YOUR TASK >>
Wherever a line holds the word "straling", copy that line from the data.
** DATA follows **
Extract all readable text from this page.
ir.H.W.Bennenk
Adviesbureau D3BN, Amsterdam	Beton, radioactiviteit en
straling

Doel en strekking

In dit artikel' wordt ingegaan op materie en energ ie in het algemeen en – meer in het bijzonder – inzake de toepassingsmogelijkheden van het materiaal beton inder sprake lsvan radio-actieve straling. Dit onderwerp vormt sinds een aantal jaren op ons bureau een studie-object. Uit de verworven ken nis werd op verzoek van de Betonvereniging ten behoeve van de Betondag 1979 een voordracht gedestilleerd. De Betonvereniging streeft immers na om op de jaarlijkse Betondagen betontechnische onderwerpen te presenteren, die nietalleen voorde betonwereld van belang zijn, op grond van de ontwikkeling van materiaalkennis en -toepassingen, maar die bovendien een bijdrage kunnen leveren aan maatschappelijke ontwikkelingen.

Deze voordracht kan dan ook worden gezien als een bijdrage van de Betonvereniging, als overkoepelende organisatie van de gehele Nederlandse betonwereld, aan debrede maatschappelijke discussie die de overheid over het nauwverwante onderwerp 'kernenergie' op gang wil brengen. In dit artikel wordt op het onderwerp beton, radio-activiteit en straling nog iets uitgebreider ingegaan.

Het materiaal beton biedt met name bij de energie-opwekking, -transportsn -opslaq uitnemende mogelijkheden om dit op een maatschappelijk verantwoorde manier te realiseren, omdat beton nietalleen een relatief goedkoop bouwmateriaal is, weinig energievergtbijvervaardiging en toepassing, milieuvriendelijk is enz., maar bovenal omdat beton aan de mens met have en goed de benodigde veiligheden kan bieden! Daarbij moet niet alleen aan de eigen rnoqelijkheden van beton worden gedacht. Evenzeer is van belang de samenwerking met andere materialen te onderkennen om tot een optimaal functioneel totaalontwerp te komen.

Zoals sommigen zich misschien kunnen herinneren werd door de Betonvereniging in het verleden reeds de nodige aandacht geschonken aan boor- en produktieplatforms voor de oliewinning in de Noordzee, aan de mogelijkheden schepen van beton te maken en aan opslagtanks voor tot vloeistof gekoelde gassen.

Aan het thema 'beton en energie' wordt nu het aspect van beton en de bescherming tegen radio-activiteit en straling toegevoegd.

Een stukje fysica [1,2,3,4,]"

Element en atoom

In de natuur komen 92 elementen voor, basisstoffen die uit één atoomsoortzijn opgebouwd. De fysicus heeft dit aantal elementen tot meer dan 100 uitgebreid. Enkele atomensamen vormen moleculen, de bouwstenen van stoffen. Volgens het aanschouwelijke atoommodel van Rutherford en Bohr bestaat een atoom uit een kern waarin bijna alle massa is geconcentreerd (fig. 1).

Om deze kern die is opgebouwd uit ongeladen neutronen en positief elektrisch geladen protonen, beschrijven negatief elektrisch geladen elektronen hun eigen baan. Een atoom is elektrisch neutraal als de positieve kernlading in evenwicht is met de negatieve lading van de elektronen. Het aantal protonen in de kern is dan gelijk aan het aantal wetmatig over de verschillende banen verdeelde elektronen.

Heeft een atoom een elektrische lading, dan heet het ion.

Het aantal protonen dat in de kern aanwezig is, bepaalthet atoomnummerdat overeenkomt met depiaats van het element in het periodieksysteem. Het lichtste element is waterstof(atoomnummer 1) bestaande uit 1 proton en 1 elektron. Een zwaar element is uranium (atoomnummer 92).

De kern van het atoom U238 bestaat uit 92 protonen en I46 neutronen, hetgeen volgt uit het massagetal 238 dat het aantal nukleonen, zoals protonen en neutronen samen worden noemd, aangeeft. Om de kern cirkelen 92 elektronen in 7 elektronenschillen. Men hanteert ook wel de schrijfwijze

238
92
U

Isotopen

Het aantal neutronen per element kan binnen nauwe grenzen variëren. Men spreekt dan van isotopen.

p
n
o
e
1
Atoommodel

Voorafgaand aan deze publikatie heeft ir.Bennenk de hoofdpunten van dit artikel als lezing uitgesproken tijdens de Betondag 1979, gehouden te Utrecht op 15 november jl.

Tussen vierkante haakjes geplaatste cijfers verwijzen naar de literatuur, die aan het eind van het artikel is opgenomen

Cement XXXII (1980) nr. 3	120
** End of DATA **
ANSWER BOX >>
straling
In dit artikel' wordt ingegaan op materie en energ ie in het algemeen en – meer in het bijzonder – inzake de toepassingsmogelijkheden van het materiaal beton inder sprake lsvan radio-actieve straling. Dit onderwerp vormt sinds een aantal jaren op ons bureau een studie-object. Uit de verworven ken nis werd op verzoek van de Betonvereniging ten behoeve van de Betondag 1979 een voordracht gedestilleerd. De Betonvereniging streeft immers na om op de jaarlijkse Betondagen betontechnische onderwerpen te presenteren, die nietalleen voorde betonwereld van belang zijn, op grond van de ontwikkeling van materiaalkennis en -toepassingen, maar die bovendien een bijdrage kunnen leveren aan maatschappelijke ontwikkelingen.
Deze voordracht kan dan ook worden gezien als een bijdrage van de Betonvereniging, als overkoepelende organisatie van de gehele Nederlandse betonwereld, aan debrede maatschappelijke discussie die de overheid over het nauwverwante onderwerp 'kernenergie' op gang wil brengen. In dit artikel wordt op het onderwerp beton, radio-activiteit en straling nog iets uitgebreider ingegaan.
Aan het thema 'beton en energie' wordt nu het aspect van beton en de bescherming tegen radio-activiteit en straling toegevoegd.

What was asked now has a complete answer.